>> start Dataset entries

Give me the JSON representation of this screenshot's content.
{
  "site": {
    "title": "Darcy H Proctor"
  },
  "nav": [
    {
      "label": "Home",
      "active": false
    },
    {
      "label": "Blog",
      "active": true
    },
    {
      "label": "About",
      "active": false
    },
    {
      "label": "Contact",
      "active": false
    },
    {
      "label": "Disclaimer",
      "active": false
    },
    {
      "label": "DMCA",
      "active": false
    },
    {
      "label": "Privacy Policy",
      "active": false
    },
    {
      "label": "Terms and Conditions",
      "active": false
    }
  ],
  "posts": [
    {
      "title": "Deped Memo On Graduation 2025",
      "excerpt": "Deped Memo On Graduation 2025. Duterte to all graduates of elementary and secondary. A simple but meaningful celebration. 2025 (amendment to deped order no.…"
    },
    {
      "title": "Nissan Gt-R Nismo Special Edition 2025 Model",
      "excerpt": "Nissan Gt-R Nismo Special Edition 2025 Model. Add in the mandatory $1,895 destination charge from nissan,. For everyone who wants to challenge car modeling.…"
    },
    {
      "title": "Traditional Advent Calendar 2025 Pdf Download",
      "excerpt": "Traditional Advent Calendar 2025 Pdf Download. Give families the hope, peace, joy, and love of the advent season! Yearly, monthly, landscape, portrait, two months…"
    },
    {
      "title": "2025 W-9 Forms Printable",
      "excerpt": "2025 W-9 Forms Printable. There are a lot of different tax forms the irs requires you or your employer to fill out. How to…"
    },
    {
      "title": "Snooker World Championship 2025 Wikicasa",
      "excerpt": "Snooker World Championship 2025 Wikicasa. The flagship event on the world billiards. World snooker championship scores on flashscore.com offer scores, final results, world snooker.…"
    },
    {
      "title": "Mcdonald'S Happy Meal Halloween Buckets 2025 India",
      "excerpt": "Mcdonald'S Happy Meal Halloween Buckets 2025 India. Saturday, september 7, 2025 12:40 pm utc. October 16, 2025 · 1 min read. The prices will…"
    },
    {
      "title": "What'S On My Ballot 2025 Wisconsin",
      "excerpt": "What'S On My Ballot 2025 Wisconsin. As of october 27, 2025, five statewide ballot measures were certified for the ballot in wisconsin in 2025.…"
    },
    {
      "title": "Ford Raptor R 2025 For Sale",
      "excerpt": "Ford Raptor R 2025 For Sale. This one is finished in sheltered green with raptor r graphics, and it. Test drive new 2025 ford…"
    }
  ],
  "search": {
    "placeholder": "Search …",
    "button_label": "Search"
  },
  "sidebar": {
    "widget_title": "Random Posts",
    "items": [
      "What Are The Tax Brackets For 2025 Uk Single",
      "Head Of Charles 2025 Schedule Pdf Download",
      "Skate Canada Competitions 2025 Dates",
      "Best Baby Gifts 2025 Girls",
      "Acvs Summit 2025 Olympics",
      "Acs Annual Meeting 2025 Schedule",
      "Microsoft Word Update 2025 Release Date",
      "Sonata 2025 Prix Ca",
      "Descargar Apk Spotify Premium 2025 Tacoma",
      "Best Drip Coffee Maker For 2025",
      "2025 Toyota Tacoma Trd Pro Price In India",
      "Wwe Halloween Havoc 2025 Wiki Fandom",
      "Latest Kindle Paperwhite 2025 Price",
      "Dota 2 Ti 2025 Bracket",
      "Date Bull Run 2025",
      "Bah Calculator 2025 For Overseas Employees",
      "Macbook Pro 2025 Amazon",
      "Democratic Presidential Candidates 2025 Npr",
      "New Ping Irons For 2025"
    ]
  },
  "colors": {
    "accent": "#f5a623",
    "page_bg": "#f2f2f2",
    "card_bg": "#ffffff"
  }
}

>> end Dataset entries

• **Problem to work on**
Once more, set down the full listing, verbatim.

• **Response**
Give me the JSON representation of this screenshot's content.
{
  "site": {
    "title": "Darcy H Proctor"
  },
  "nav": [
    {
      "label": "Home",
      "active": false
    },
    {
      "label": "Blog",
      "active": true
    },
    {
      "label": "About",
      "active": false
    },
    {
      "label": "Contact",
      "active": false
    },
    {
      "label": "Disclaimer",
      "active": false
    },
    {
      "label": "DMCA",
      "active": false
    },
    {
      "label": "Privacy Policy",
      "active": false
    },
    {
      "label": "Terms and Conditions",
      "active": false
    }
  ],
  "posts": [
    {
      "title": "Deped Memo On Graduation 2025",
      "excerpt": "Deped Memo On Graduation 2025. Duterte to all graduates of elementary and secondary. A simple but meaningful celebration. 2025 (amendment to deped order no.…"
    },
    {
      "title": "Nissan Gt-R Nismo Special Edition 2025 Model",
      "excerpt": "Nissan Gt-R Nismo Special Edition 2025 Model. Add in the mandatory $1,895 destination charge from nissan,. For everyone who wants to challenge car modeling.…"
    },
    {
      "title": "Traditional Advent Calendar 2025 Pdf Download",
      "excerpt": "Traditional Advent Calendar 2025 Pdf Download. Give families the hope, peace, joy, and love of the advent season! Yearly, monthly, landscape, portrait, two months…"
    },
    {
      "title": "2025 W-9 Forms Printable",
      "excerpt": "2025 W-9 Forms Printable. There are a lot of different tax forms the irs requires you or your employer to fill out. How to…"
    },
    {
      "title": "Snooker World Championship 2025 Wikicasa",
      "excerpt": "Snooker World Championship 2025 Wikicasa. The flagship event on the world billiards. World snooker championship scores on flashscore.com offer scores, final results, world snooker.…"
    },
    {
      "title": "Mcdonald'S Happy Meal Halloween Buckets 2025 India",
      "excerpt": "Mcdonald'S Happy Meal Halloween Buckets 2025 India. Saturday, september 7, 2025 12:40 pm utc. October 16, 2025 · 1 min read. The prices will…"
    },
    {
      "title": "What'S On My Ballot 2025 Wisconsin",
      "excerpt": "What'S On My Ballot 2025 Wisconsin. As of october 27, 2025, five statewide ballot measures were certified for the ballot in wisconsin in 2025.…"
    },
    {
      "title": "Ford Raptor R 2025 For Sale",
      "excerpt": "Ford Raptor R 2025 For Sale. This one is finished in sheltered green with raptor r graphics, and it. Test drive new 2025 ford…"
    }
  ],
  "search": {
    "placeholder": "Search …",
    "button_label": "Search"
  },
  "sidebar": {
    "widget_title": "Random Posts",
    "items": [
      "What Are The Tax Brackets For 2025 Uk Single",
      "Head Of Charles 2025 Schedule Pdf Download",
      "Skate Canada Competitions 2025 Dates",
      "Best Baby Gifts 2025 Girls",
      "Acvs Summit 2025 Olympics",
      "Acs Annual Meeting 2025 Schedule",
      "Microsoft Word Update 2025 Release Date",
      "Sonata 2025 Prix Ca",
      "Descargar Apk Spotify Premium 2025 Tacoma",
      "Best Drip Coffee Maker For 2025",
      "2025 Toyota Tacoma Trd Pro Price In India",
      "Wwe Halloween Havoc 2025 Wiki Fandom",
      "Latest Kindle Paperwhite 2025 Price",
      "Dota 2 Ti 2025 Bracket",
      "Date Bull Run 2025",
      "Bah Calculator 2025 For Overseas Employees",
      "Macbook Pro 2025 Amazon",
      "Democratic Presidential Candidates 2025 Npr",
      "New Ping Irons For 2025"
    ]
  },
  "colors": {
    "accent": "#f5a623",
    "page_bg": "#f2f2f2",
    "card_bg": "#ffffff"
  }
}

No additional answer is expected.